• Data extract:
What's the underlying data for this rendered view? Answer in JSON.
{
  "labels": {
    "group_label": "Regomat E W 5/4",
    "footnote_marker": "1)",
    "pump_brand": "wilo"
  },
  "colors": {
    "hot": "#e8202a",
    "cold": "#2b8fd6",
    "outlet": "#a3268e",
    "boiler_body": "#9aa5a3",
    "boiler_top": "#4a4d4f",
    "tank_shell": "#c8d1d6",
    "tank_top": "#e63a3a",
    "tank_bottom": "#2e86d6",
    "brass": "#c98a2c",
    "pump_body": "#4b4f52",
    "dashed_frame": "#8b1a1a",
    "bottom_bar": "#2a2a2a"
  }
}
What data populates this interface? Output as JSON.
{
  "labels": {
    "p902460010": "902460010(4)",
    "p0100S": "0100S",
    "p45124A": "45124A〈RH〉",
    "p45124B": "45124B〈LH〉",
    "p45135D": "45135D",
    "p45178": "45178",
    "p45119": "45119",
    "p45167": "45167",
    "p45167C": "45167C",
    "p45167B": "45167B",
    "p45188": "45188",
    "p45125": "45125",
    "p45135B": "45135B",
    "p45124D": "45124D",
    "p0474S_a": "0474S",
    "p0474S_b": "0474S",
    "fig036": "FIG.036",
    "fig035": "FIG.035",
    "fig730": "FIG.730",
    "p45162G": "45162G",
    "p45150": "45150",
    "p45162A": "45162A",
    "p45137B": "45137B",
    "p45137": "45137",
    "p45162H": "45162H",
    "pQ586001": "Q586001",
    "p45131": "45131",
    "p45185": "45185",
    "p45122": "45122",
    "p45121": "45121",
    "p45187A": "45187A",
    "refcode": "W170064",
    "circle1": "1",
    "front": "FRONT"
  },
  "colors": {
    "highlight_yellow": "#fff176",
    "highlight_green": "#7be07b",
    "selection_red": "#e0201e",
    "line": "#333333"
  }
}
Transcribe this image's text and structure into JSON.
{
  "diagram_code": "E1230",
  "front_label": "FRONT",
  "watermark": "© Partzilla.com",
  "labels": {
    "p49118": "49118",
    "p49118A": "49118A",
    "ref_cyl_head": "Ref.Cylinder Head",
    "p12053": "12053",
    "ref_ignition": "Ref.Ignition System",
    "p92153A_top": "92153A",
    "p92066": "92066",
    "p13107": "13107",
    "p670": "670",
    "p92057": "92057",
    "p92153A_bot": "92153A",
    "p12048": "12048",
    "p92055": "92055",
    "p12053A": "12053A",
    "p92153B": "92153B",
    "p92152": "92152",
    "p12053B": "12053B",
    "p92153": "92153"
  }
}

• Task prompt:
Which lines contain "JSON"? Copy each of them out.

• Answer below:
What's the underlying data for this rendered view? Answer in JSON.
What data populates this interface? Output as JSON.
Transcribe this image's text and structure into JSON.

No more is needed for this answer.